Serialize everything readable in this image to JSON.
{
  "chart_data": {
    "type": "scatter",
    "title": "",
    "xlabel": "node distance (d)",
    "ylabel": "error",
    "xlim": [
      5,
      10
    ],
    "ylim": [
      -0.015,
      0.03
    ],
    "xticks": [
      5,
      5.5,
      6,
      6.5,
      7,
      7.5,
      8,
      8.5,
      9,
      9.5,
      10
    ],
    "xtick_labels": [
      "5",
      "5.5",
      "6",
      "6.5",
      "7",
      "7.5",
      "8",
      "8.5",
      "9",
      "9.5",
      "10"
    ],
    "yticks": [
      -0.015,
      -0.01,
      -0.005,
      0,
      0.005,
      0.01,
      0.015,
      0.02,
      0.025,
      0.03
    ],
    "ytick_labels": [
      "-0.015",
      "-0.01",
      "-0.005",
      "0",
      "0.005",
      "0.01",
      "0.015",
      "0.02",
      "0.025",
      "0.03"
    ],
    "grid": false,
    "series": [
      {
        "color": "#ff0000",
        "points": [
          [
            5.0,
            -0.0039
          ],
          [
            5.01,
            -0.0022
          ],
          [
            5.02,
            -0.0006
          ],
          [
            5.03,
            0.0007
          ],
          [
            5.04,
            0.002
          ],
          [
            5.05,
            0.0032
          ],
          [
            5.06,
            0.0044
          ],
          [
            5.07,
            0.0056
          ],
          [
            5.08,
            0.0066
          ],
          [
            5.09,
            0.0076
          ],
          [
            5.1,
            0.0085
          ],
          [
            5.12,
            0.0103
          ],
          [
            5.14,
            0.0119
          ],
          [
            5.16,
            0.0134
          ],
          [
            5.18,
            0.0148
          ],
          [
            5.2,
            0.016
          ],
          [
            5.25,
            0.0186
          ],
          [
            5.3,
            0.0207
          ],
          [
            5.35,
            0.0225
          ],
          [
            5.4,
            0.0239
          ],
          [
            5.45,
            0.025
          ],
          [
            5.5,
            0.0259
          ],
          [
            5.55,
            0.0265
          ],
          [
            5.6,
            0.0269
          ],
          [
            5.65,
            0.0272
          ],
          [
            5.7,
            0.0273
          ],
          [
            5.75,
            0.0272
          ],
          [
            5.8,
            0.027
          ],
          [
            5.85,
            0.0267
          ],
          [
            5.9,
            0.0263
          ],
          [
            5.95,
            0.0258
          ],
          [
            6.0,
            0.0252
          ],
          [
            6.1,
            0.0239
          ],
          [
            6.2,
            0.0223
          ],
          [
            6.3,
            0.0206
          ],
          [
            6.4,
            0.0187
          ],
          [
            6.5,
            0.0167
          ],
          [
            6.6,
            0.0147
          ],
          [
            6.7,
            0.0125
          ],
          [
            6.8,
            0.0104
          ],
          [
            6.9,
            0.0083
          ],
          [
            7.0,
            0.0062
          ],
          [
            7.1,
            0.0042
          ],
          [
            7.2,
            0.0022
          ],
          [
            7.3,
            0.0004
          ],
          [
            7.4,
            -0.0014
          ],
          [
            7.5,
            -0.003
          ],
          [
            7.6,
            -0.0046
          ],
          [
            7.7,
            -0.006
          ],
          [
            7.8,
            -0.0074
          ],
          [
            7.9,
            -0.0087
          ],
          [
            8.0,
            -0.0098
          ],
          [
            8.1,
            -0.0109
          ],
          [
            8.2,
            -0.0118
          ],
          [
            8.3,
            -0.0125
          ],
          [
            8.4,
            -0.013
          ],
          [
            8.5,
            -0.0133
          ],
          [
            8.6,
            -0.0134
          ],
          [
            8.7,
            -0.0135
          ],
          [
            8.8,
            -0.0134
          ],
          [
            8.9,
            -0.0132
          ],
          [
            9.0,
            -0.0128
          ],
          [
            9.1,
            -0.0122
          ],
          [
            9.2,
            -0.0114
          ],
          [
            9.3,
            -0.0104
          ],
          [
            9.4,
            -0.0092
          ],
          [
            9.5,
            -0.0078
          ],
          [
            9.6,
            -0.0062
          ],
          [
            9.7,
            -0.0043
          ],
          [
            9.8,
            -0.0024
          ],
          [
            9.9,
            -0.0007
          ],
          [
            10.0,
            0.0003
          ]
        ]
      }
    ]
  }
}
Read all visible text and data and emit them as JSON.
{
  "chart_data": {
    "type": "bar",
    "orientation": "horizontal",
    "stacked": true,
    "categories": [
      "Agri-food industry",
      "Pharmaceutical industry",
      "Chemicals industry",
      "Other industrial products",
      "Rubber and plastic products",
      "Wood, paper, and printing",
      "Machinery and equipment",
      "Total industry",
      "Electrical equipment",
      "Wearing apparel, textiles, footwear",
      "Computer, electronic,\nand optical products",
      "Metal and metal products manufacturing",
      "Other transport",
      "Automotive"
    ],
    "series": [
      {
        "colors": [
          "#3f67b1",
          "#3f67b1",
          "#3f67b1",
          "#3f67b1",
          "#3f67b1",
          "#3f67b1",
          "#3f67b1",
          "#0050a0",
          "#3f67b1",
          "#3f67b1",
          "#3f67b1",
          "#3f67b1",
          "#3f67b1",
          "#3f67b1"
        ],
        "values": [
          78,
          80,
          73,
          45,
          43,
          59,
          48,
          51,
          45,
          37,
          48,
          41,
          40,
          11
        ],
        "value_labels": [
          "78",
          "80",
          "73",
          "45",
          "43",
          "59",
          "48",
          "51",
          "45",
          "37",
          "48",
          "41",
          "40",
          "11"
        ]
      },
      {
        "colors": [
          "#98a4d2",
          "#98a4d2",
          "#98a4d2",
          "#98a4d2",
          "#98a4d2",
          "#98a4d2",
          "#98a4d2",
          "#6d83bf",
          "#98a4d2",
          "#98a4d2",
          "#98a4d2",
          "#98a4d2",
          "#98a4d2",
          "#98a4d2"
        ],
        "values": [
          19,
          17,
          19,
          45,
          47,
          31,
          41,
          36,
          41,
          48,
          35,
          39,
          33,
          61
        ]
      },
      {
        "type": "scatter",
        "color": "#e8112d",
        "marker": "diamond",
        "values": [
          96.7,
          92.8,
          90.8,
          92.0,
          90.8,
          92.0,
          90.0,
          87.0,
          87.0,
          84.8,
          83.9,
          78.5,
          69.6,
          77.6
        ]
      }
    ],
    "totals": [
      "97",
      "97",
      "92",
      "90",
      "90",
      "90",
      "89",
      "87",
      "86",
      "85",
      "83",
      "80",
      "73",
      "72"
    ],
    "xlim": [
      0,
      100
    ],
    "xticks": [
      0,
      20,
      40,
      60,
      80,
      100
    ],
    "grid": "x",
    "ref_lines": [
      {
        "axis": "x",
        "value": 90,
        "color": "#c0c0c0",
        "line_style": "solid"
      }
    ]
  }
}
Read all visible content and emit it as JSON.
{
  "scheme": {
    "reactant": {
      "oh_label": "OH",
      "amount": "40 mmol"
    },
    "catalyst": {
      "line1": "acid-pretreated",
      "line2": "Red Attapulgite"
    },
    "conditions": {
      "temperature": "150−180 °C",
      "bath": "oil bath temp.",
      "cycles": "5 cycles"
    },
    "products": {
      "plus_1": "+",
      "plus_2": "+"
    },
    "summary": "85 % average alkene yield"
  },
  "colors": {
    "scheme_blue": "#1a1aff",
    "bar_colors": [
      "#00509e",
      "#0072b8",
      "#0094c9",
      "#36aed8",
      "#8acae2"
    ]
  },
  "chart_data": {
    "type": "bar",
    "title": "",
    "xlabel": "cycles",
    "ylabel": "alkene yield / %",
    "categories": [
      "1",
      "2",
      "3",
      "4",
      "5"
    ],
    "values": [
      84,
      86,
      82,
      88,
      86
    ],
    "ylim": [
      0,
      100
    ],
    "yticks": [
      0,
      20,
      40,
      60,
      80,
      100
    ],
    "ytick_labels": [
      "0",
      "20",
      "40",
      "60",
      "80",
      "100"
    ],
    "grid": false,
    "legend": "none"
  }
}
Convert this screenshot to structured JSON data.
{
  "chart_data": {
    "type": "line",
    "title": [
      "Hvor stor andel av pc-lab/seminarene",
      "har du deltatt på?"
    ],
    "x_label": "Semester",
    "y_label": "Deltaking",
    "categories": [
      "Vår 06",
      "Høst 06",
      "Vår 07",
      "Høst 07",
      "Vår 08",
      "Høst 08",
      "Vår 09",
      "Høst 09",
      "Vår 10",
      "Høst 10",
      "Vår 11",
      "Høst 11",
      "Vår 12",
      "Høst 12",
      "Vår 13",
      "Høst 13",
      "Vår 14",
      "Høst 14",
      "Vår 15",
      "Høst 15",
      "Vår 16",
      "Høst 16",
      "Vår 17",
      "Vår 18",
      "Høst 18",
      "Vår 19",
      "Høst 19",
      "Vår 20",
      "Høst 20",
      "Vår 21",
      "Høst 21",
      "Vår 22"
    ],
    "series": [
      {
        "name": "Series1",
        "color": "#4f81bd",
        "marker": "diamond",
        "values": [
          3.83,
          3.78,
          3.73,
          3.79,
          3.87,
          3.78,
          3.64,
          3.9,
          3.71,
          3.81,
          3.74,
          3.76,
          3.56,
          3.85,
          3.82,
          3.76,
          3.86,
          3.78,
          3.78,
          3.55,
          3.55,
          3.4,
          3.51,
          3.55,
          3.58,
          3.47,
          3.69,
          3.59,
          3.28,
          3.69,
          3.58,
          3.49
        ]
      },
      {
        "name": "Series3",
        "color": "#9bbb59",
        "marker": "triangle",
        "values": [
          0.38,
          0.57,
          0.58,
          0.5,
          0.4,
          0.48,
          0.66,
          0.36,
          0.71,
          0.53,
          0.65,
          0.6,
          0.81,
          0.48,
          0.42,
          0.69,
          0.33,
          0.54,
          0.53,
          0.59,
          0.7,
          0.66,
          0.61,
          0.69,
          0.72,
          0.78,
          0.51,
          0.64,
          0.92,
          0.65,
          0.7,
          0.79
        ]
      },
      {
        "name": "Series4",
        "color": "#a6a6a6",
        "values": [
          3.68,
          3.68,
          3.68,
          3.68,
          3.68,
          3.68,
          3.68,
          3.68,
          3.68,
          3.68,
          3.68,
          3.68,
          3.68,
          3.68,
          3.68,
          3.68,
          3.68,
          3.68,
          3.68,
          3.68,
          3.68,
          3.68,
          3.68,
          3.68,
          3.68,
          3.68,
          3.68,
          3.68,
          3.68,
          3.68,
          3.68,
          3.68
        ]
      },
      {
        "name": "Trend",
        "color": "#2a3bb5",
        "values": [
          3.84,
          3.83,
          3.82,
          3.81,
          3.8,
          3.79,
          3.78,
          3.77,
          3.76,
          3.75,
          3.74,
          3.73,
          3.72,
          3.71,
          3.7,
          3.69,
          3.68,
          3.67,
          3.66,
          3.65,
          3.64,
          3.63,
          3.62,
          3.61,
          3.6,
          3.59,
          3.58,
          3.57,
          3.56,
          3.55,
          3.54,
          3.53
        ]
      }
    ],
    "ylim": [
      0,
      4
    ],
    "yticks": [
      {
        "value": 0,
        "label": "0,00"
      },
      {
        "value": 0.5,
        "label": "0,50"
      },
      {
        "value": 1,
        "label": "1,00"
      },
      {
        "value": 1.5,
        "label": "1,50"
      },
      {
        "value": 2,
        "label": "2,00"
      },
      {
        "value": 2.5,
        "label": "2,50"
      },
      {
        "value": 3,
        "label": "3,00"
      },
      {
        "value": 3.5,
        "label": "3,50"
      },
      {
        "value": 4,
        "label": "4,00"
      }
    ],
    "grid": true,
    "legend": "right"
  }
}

◆ Exercise: Check each line of the records for "JSON" and copy the ones that contain it.

◆ Full output:
Serialize everything readable in this image to JSON.
Read all visible text and data and emit them as JSON.
Read all visible content and emit it as JSON.
Convert this screenshot to structured JSON data.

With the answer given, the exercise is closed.